Dataset items
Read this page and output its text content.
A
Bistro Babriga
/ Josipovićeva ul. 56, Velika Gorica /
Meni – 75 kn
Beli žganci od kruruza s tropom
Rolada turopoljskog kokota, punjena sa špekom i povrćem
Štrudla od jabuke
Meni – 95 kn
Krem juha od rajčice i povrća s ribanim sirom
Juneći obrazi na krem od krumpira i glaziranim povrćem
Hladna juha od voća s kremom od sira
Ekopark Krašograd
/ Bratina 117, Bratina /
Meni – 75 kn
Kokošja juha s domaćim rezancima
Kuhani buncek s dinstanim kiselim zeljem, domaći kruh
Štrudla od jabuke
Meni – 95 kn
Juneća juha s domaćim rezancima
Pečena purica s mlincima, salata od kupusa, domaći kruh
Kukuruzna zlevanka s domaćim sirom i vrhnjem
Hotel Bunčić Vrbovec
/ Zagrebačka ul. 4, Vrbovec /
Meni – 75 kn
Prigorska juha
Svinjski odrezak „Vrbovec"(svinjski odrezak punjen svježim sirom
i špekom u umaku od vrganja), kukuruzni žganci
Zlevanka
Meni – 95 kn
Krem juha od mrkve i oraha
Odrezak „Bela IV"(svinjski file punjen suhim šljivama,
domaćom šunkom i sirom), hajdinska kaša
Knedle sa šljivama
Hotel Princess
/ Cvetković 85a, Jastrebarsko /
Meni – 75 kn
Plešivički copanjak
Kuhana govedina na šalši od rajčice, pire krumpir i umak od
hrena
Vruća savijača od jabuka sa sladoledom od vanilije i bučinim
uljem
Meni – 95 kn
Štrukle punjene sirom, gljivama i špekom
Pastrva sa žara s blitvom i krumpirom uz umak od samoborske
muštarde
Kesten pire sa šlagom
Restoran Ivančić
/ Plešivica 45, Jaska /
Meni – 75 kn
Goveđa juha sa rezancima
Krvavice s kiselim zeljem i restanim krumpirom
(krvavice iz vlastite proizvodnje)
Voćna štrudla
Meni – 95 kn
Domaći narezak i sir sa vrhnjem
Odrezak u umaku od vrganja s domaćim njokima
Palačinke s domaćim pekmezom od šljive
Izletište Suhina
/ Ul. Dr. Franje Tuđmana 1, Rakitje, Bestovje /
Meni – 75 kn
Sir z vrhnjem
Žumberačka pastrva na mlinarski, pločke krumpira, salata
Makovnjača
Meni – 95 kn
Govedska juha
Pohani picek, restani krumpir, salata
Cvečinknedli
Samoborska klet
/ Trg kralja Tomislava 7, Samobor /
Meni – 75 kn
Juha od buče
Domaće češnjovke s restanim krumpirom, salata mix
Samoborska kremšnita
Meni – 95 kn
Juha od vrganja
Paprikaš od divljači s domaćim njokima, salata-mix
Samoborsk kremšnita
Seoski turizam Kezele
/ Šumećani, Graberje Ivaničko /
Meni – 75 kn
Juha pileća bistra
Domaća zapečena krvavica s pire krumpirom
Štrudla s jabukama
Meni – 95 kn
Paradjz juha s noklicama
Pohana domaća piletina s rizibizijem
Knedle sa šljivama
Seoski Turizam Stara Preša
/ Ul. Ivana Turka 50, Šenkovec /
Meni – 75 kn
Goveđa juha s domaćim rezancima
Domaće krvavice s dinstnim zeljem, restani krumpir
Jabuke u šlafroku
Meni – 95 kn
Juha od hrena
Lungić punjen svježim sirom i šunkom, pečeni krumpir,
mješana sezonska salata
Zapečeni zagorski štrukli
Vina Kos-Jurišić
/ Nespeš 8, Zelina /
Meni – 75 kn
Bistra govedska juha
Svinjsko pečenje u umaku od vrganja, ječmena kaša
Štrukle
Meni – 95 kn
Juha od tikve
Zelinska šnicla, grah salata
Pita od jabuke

__Exercise__
Copy out every line with the word "kaša".

__Response to the task__
domaćom šunkom i sirom), hajdinska kaša
Svinjsko pečenje u umaku od vrganja, ječmena kaša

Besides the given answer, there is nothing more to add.